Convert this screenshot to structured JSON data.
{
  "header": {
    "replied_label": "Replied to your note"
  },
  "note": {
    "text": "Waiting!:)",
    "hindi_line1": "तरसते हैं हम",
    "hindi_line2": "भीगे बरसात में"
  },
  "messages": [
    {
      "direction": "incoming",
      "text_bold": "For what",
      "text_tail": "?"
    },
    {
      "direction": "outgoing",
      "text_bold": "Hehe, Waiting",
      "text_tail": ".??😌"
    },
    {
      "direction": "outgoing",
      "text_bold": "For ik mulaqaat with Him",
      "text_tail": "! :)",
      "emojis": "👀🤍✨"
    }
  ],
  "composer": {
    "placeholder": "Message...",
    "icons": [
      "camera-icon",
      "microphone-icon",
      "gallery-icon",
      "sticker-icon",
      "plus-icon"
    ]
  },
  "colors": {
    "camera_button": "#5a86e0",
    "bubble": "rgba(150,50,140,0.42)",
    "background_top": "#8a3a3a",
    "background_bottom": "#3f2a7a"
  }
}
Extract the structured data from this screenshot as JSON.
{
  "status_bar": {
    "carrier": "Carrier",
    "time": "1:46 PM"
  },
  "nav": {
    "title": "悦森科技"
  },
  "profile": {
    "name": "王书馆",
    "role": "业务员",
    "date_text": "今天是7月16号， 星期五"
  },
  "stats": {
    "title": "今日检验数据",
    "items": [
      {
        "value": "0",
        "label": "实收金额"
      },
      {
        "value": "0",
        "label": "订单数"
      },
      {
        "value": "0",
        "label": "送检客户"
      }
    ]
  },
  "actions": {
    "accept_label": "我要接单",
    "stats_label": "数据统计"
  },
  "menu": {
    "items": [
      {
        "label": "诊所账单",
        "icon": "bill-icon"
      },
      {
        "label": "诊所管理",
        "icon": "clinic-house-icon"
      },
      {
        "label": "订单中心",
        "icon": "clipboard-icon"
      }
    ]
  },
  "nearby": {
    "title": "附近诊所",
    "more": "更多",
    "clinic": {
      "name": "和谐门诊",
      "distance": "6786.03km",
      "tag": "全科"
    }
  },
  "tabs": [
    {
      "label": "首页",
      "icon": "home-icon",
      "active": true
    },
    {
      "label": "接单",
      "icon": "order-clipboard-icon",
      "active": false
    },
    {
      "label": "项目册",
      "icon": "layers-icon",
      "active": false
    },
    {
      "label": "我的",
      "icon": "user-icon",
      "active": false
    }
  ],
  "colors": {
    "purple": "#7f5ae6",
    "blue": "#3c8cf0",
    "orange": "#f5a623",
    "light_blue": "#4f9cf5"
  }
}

============================================================

Reproduce the entire listing word for word.

Convert this screenshot to structured JSON data.
{
  "header": {
    "replied_label": "Replied to your note"
  },
  "note": {
    "text": "Waiting!:)",
    "hindi_line1": "तरसते हैं हम",
    "hindi_line2": "भीगे बरसात में"
  },
  "messages": [
    {
      "direction": "incoming",
      "text_bold": "For what",
      "text_tail": "?"
    },
    {
      "direction": "outgoing",
      "text_bold": "Hehe, Waiting",
      "text_tail": ".??😌"
    },
    {
      "direction": "outgoing",
      "text_bold": "For ik mulaqaat with Him",
      "text_tail": "! :)",
      "emojis": "👀🤍✨"
    }
  ],
  "composer": {
    "placeholder": "Message...",
    "icons": [
      "camera-icon",
      "microphone-icon",
      "gallery-icon",
      "sticker-icon",
      "plus-icon"
    ]
  },
  "colors": {
    "camera_button": "#5a86e0",
    "bubble": "rgba(150,50,140,0.42)",
    "background_top": "#8a3a3a",
    "background_bottom": "#3f2a7a"
  }
}
Extract the structured data from this screenshot as JSON.
{
  "status_bar": {
    "carrier": "Carrier",
    "time": "1:46 PM"
  },
  "nav": {
    "title": "悦森科技"
  },
  "profile": {
    "name": "王书馆",
    "role": "业务员",
    "date_text": "今天是7月16号， 星期五"
  },
  "stats": {
    "title": "今日检验数据",
    "items": [
      {
        "value": "0",
        "label": "实收金额"
      },
      {
        "value": "0",
        "label": "订单数"
      },
      {
        "value": "0",
        "label": "送检客户"
      }
    ]
  },
  "actions": {
    "accept_label": "我要接单",
    "stats_label": "数据统计"
  },
  "menu": {
    "items": [
      {
        "label": "诊所账单",
        "icon": "bill-icon"
      },
      {
        "label": "诊所管理",
        "icon": "clinic-house-icon"
      },
      {
        "label": "订单中心",
        "icon": "clipboard-icon"
      }
    ]
  },
  "nearby": {
    "title": "附近诊所",
    "more": "更多",
    "clinic": {
      "name": "和谐门诊",
      "distance": "6786.03km",
      "tag": "全科"
    }
  },
  "tabs": [
    {
      "label": "首页",
      "icon": "home-icon",
      "active": true
    },
    {
      "label": "接单",
      "icon": "order-clipboard-icon",
      "active": false
    },
    {
      "label": "项目册",
      "icon": "layers-icon",
      "active": false
    },
    {
      "label": "我的",
      "icon": "user-icon",
      "active": false
    }
  ],
  "colors": {
    "purple": "#7f5ae6",
    "blue": "#3c8cf0",
    "orange": "#f5a623",
    "light_blue": "#4f9cf5"
  }
}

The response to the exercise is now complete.